INSTRUCTIONS TO FOLLOW ->
Search the material for "till" and show all lines that contain it.

START

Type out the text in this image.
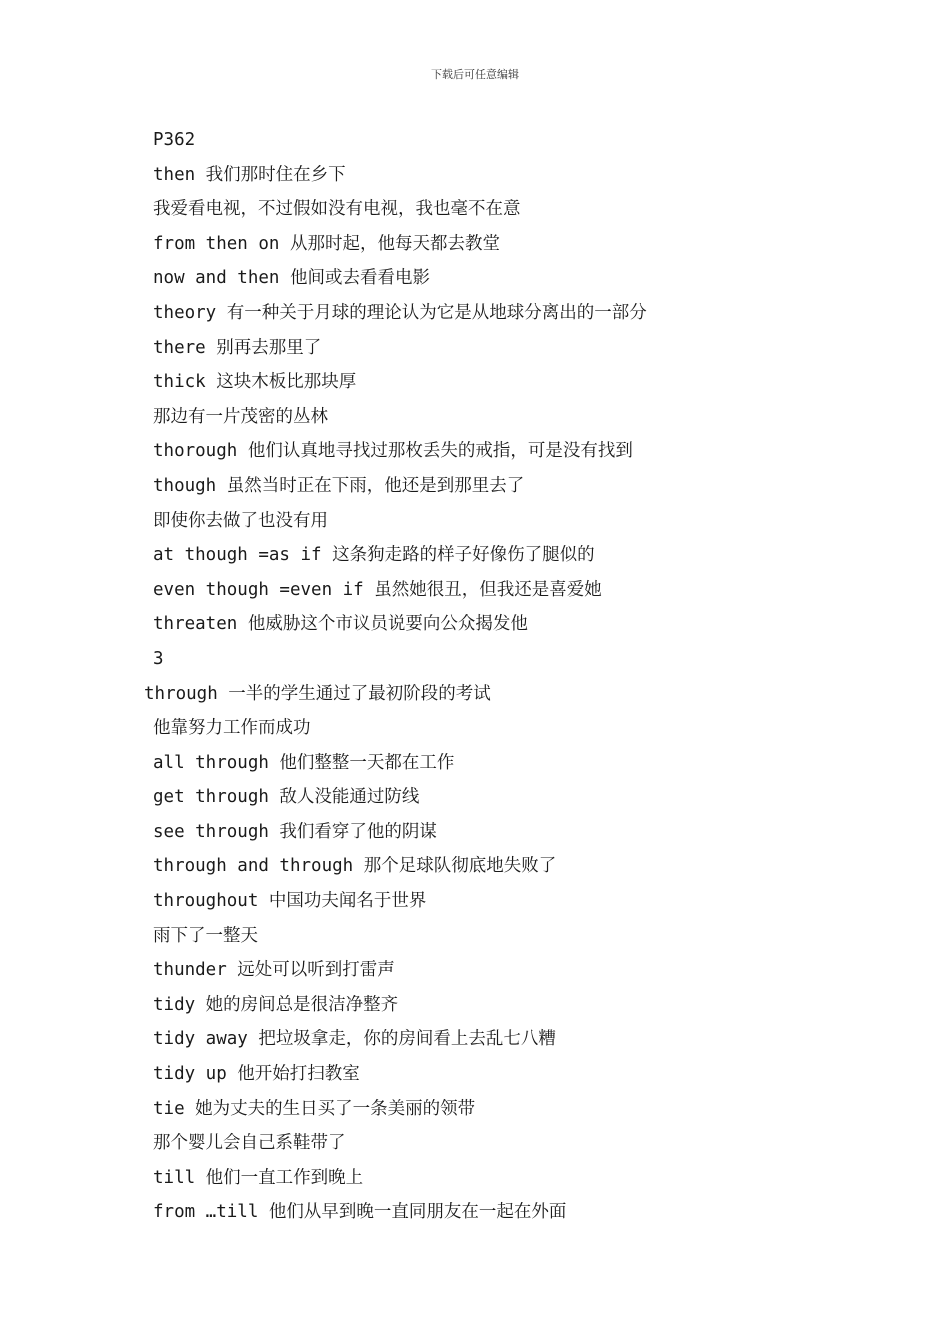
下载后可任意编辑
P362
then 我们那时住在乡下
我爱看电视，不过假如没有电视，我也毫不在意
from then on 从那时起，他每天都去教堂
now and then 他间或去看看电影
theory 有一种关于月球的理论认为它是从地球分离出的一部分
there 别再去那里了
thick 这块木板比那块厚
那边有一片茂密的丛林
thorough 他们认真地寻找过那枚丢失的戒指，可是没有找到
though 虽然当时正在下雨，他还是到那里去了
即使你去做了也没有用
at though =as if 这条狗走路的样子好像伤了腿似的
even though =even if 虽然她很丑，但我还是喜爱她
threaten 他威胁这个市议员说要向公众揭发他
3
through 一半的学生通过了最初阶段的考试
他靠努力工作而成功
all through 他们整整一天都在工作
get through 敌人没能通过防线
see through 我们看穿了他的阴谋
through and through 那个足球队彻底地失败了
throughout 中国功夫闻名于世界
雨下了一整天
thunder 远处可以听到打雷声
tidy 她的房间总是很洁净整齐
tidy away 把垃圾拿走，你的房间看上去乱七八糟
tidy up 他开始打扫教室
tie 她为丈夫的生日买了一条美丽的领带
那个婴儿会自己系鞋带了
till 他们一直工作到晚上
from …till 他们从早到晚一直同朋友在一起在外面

END

OUTPUT FOR THIS TASK ->
till 他们一直工作到晚上
from …till 他们从早到晚一直同朋友在一起在外面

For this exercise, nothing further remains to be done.